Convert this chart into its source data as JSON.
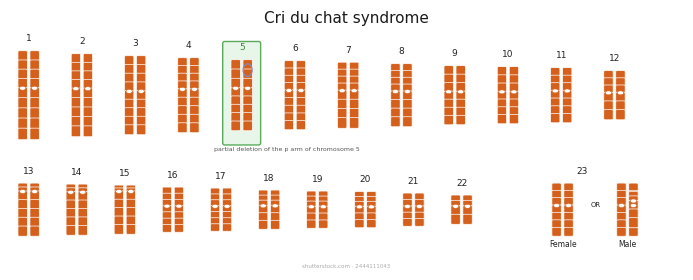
{
  "title": "Cri du chat syndrome",
  "title_fontsize": 11,
  "title_color": "#1a1a1a",
  "background_color": "#ffffff",
  "chrom_color_main": "#D4601C",
  "chrom_color_light": "#E8823A",
  "highlight_box_color": "#e8f5e9",
  "highlight_box_edge": "#5aaa5a",
  "highlight_number_color": "#3a8a3a",
  "deletion_circle_color": "#8888bb",
  "label_color": "#222222",
  "annotation_color": "#555555",
  "watermark": "shutterstock.com · 2444111043",
  "row1_labels": [
    "1",
    "2",
    "3",
    "4",
    "5",
    "6",
    "7",
    "8",
    "9",
    "10",
    "11",
    "12"
  ],
  "row2_labels": [
    "13",
    "14",
    "15",
    "16",
    "17",
    "18",
    "19",
    "20",
    "21",
    "22",
    "23"
  ],
  "note_text": "partial deletion of the p arm of chromosome 5"
}
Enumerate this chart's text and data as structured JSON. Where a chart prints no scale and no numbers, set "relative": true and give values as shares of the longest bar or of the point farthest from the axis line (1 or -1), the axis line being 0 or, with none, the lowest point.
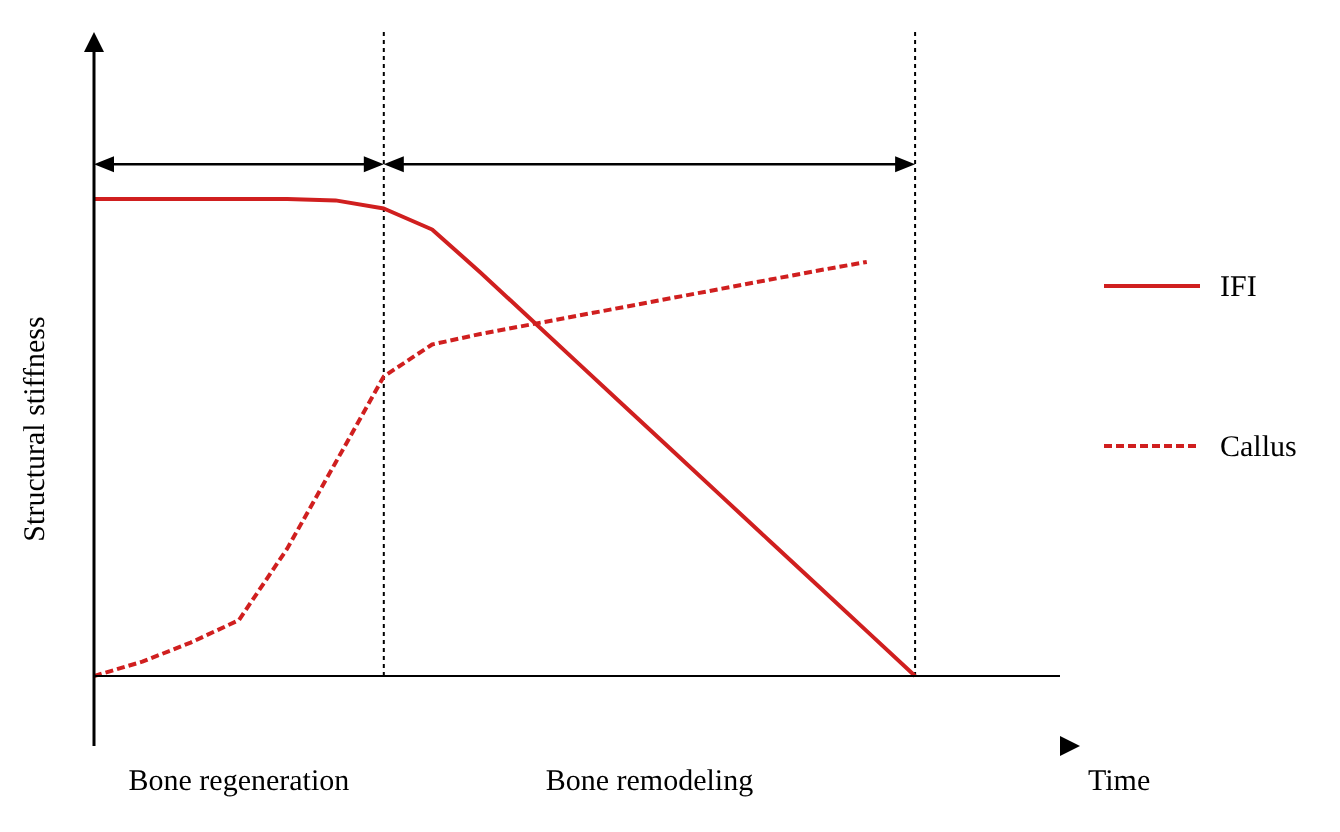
{
  "chart_data": {
    "type": "line",
    "relative": true,
    "xlabel": "Time",
    "ylabel": "Structural stiffness",
    "categories": [
      null,
      null,
      null,
      null,
      null,
      null,
      null,
      null,
      null,
      null,
      null,
      null,
      null,
      null,
      null,
      null,
      null,
      null,
      null,
      null,
      null
    ],
    "series": [
      {
        "name": "IFI",
        "color": "#d01f1f",
        "line_style": "solid",
        "values": [
          1,
          1,
          1,
          1,
          1,
          0.997,
          0.98,
          0.936,
          0.846,
          0.752,
          0.658,
          0.564,
          0.47,
          0.376,
          0.282,
          0.188,
          0.094,
          0,
          null,
          null,
          null
        ]
      },
      {
        "name": "Callus",
        "color": "#d01f1f",
        "line_style": "dashed",
        "values": [
          0,
          0.03,
          0.07,
          0.117,
          0.267,
          0.447,
          0.628,
          0.695,
          0.717,
          0.736,
          0.755,
          0.774,
          0.793,
          0.812,
          0.831,
          0.85,
          0.868,
          null,
          null,
          null,
          null
        ]
      }
    ],
    "annotations": [
      "Bone regeneration",
      "Bone remodeling"
    ],
    "legend": "right",
    "grid": false,
    "marker": "none",
    "tick_labels": false
  }
}
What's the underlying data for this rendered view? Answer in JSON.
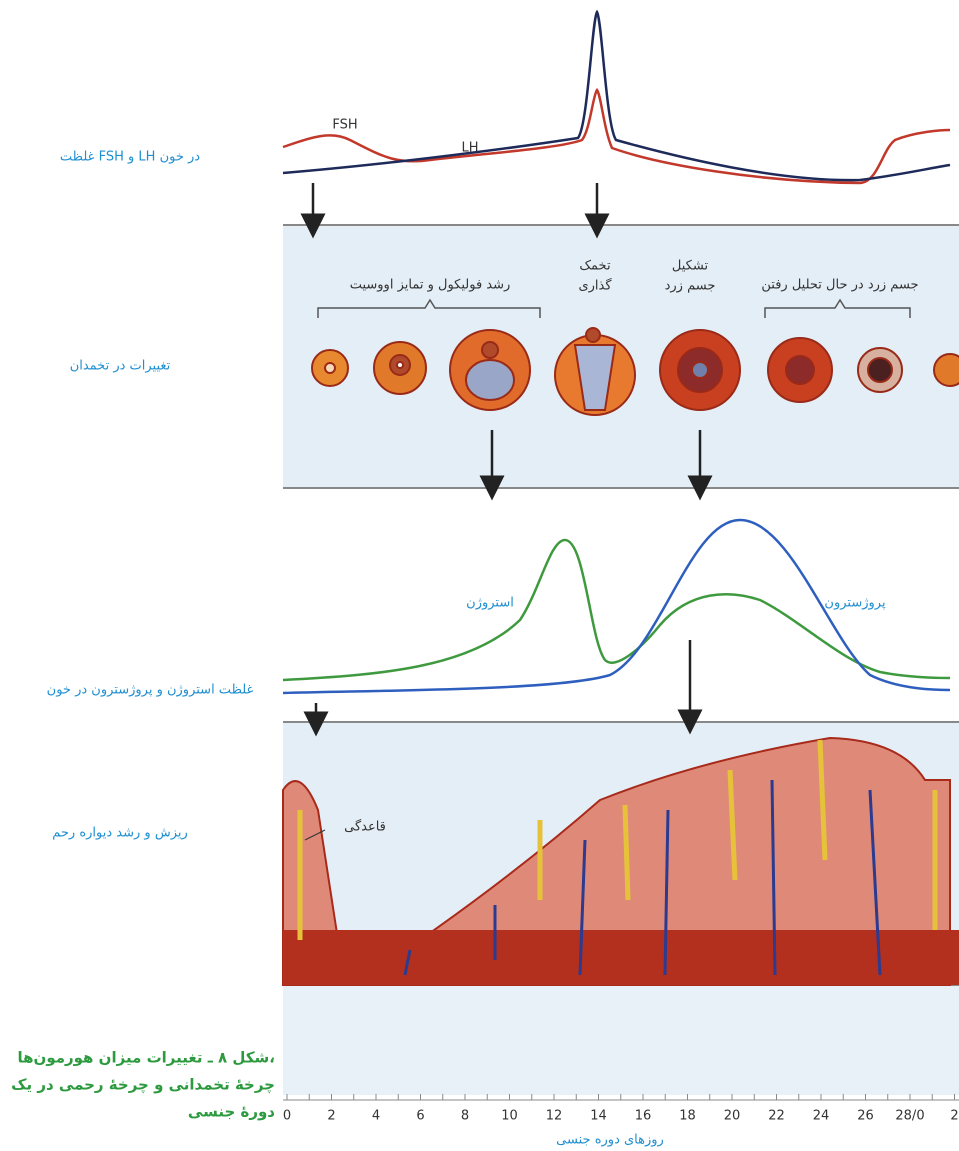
{
  "hormone_panel": {
    "label": "غلظت FSH و LH در خون",
    "fsh": "FSH",
    "lh": "LH"
  },
  "ovary_panel": {
    "label": "تغییرات در تخمدان",
    "stages": [
      {
        "lines": [
          "رشد فولیکول و تمایز اووسیت"
        ]
      },
      {
        "lines": [
          "تخمک",
          "گذاری"
        ]
      },
      {
        "lines": [
          "تشکیل",
          "جسم زرد"
        ]
      },
      {
        "lines": [
          "جسم زرد در حال تحلیل رفتن"
        ]
      }
    ]
  },
  "steroid_panel": {
    "label": "غلظت استروژن و پروژسترون در خون",
    "estrogen": "استروژن",
    "progesterone": "پروژسترون"
  },
  "uterus_panel": {
    "label": "ریزش و رشد دیواره رحم",
    "menstruation": "قاعدگی"
  },
  "day_axis": {
    "ticks": [
      0,
      2,
      4,
      6,
      8,
      10,
      12,
      14,
      16,
      18,
      20,
      22,
      24,
      26,
      "28/0",
      2
    ],
    "label": "روزهای دوره جنسی"
  },
  "caption": {
    "lines": [
      "شکل ۸ ـ تغییرات میزان هورمون‌ها،",
      "چرخهٔ تخمدانی و چرخهٔ رحمی در یک",
      "دورهٔ جنسی"
    ]
  }
}
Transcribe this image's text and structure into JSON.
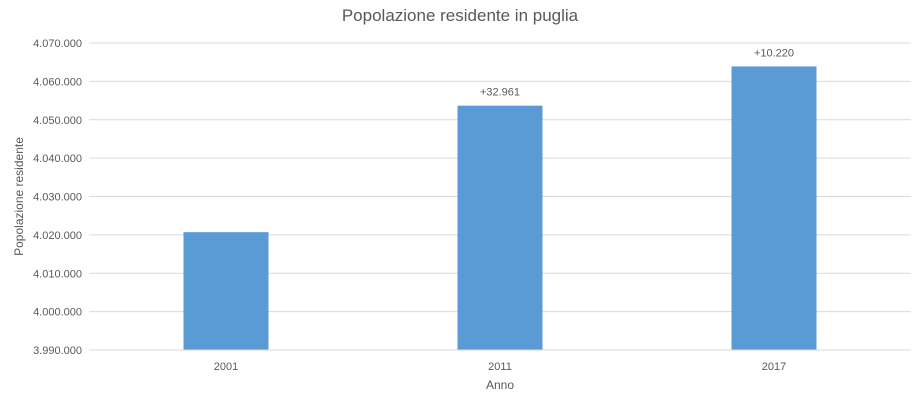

• • •

▶ [REQUIRED WORK] Locate the word "پروژسترون" in the records and collect each line it appears in.

▶ [FULL OUTPUT]
    "label": "غلظت استروژن و پروژسترون در خون",
    "progesterone": "پروژسترون"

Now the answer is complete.